#### Prompt:
Omit the pictures, then reproduce every remaining record exactly.

#### Items:
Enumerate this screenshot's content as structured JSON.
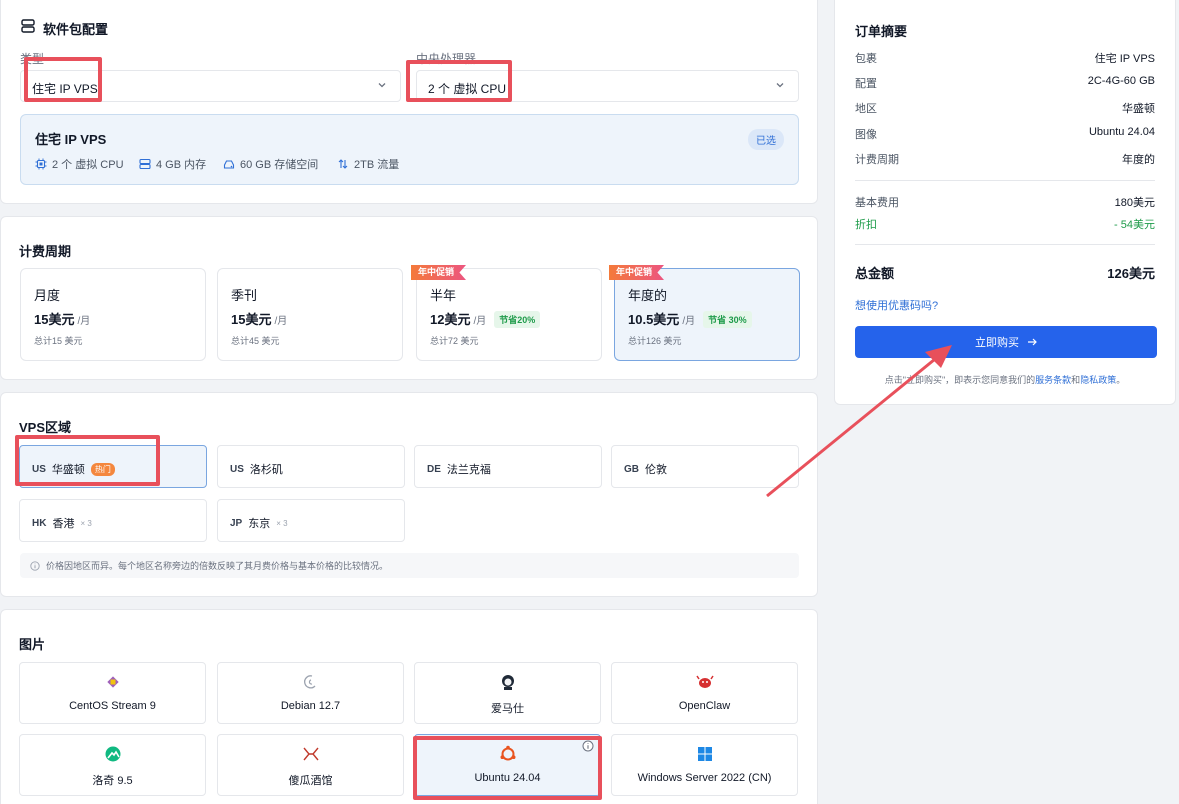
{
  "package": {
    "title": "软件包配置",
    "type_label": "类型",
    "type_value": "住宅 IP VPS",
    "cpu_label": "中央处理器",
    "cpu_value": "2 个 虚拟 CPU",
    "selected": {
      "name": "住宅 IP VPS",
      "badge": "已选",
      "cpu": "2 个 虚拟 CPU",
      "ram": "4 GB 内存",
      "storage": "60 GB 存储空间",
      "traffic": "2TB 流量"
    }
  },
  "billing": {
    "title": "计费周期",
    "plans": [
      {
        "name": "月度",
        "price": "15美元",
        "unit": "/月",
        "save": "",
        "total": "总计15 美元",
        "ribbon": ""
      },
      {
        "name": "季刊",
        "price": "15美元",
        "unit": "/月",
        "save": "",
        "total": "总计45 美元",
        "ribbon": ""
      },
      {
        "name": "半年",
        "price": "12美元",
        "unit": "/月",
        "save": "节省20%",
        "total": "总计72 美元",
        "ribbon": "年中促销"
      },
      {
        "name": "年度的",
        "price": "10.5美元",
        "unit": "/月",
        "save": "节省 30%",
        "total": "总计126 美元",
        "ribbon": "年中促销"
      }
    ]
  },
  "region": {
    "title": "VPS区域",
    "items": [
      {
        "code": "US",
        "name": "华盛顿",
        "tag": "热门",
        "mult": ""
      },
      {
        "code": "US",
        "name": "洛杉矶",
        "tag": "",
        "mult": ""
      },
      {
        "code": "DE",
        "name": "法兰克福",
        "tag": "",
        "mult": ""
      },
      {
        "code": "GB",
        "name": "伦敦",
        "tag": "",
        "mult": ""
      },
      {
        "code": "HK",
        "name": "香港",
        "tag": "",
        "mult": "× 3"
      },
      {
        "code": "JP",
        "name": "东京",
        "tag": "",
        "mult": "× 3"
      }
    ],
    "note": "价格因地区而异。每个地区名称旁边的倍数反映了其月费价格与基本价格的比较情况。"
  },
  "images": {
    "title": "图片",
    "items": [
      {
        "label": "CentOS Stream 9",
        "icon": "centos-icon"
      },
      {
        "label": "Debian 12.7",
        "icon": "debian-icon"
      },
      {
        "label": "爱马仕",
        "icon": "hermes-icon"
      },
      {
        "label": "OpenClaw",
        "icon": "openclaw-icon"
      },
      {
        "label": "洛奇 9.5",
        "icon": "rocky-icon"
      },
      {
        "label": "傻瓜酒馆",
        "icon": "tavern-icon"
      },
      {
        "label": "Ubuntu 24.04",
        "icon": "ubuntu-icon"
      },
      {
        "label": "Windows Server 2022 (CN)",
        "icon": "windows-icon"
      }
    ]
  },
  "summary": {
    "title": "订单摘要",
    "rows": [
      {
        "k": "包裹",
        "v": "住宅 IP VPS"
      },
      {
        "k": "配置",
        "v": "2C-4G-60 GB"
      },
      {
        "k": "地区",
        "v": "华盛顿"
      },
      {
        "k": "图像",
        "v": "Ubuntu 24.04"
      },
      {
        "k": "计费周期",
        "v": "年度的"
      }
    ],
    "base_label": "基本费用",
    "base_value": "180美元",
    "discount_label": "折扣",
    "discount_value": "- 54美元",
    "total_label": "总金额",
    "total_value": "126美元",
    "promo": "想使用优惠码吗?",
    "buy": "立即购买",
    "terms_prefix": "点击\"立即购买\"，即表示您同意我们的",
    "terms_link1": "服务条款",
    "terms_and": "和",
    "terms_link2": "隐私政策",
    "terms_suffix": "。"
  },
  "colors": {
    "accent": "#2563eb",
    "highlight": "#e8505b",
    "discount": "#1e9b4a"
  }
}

#### Result for this exercise:
Enumerate this screenshot's content as structured JSON.
{
  "package": {
    "title": "软件包配置",
    "type_label": "类型",
    "type_value": "住宅 IP VPS",
    "cpu_label": "中央处理器",
    "cpu_value": "2 个 虚拟 CPU",
    "selected": {
      "name": "住宅 IP VPS",
      "badge": "已选",
      "cpu": "2 个 虚拟 CPU",
      "ram": "4 GB 内存",
      "storage": "60 GB 存储空间",
      "traffic": "2TB 流量"
    }
  },
  "billing": {
    "title": "计费周期",
    "plans": [
      {
        "name": "月度",
        "price": "15美元",
        "unit": "/月",
        "save": "",
        "total": "总计15 美元",
        "ribbon": ""
      },
      {
        "name": "季刊",
        "price": "15美元",
        "unit": "/月",
        "save": "",
        "total": "总计45 美元",
        "ribbon": ""
      },
      {
        "name": "半年",
        "price": "12美元",
        "unit": "/月",
        "save": "节省20%",
        "total": "总计72 美元",
        "ribbon": "年中促销"
      },
      {
        "name": "年度的",
        "price": "10.5美元",
        "unit": "/月",
        "save": "节省 30%",
        "total": "总计126 美元",
        "ribbon": "年中促销"
      }
    ]
  },
  "region": {
    "title": "VPS区域",
    "items": [
      {
        "code": "US",
        "name": "华盛顿",
        "tag": "热门",
        "mult": ""
      },
      {
        "code": "US",
        "name": "洛杉矶",
        "tag": "",
        "mult": ""
      },
      {
        "code": "DE",
        "name": "法兰克福",
        "tag": "",
        "mult": ""
      },
      {
        "code": "GB",
        "name": "伦敦",
        "tag": "",
        "mult": ""
      },
      {
        "code": "HK",
        "name": "香港",
        "tag": "",
        "mult": "× 3"
      },
      {
        "code": "JP",
        "name": "东京",
        "tag": "",
        "mult": "× 3"
      }
    ],
    "note": "价格因地区而异。每个地区名称旁边的倍数反映了其月费价格与基本价格的比较情况。"
  },
  "images": {
    "title": "图片",
    "items": [
      {
        "label": "CentOS Stream 9",
        "icon": "centos-icon"
      },
      {
        "label": "Debian 12.7",
        "icon": "debian-icon"
      },
      {
        "label": "爱马仕",
        "icon": "hermes-icon"
      },
      {
        "label": "OpenClaw",
        "icon": "openclaw-icon"
      },
      {
        "label": "洛奇 9.5",
        "icon": "rocky-icon"
      },
      {
        "label": "傻瓜酒馆",
        "icon": "tavern-icon"
      },
      {
        "label": "Ubuntu 24.04",
        "icon": "ubuntu-icon"
      },
      {
        "label": "Windows Server 2022 (CN)",
        "icon": "windows-icon"
      }
    ]
  },
  "summary": {
    "title": "订单摘要",
    "rows": [
      {
        "k": "包裹",
        "v": "住宅 IP VPS"
      },
      {
        "k": "配置",
        "v": "2C-4G-60 GB"
      },
      {
        "k": "地区",
        "v": "华盛顿"
      },
      {
        "k": "图像",
        "v": "Ubuntu 24.04"
      },
      {
        "k": "计费周期",
        "v": "年度的"
      }
    ],
    "base_label": "基本费用",
    "base_value": "180美元",
    "discount_label": "折扣",
    "discount_value": "- 54美元",
    "total_label": "总金额",
    "total_value": "126美元",
    "promo": "想使用优惠码吗?",
    "buy": "立即购买",
    "terms_prefix": "点击\"立即购买\"，即表示您同意我们的",
    "terms_link1": "服务条款",
    "terms_and": "和",
    "terms_link2": "隐私政策",
    "terms_suffix": "。"
  },
  "colors": {
    "accent": "#2563eb",
    "highlight": "#e8505b",
    "discount": "#1e9b4a"
  }
}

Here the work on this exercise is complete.